## Stated problem
From the entries below, gather every line containing the string "Number".

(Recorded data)
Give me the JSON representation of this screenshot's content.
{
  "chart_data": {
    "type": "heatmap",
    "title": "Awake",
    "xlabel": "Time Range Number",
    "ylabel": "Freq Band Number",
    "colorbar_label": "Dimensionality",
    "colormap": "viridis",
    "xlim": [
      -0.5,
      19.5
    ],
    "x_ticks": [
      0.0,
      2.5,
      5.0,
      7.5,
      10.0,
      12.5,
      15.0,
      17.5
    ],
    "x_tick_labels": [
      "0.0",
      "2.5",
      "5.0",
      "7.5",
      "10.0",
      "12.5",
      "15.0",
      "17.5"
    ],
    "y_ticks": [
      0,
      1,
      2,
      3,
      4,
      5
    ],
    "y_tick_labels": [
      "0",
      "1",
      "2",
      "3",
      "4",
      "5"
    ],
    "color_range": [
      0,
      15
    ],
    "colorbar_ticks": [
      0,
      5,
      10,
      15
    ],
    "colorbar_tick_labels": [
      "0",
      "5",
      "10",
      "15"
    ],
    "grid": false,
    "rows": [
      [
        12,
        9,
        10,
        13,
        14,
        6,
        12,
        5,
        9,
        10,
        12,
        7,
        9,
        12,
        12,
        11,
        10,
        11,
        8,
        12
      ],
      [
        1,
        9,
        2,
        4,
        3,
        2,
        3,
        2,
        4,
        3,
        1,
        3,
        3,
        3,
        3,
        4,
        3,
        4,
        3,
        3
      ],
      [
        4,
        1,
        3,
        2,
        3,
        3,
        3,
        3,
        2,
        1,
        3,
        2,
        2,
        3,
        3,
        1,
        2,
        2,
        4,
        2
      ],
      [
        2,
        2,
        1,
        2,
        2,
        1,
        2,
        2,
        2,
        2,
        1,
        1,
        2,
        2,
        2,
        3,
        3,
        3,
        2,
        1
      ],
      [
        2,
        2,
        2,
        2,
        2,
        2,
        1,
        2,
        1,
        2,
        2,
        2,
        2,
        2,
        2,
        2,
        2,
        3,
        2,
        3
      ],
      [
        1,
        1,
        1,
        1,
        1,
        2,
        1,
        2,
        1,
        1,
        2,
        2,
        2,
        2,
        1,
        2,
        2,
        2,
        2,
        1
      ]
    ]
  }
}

## Solution to this problem
    "xlabel": "Time Range Number",
    "ylabel": "Freq Band Number",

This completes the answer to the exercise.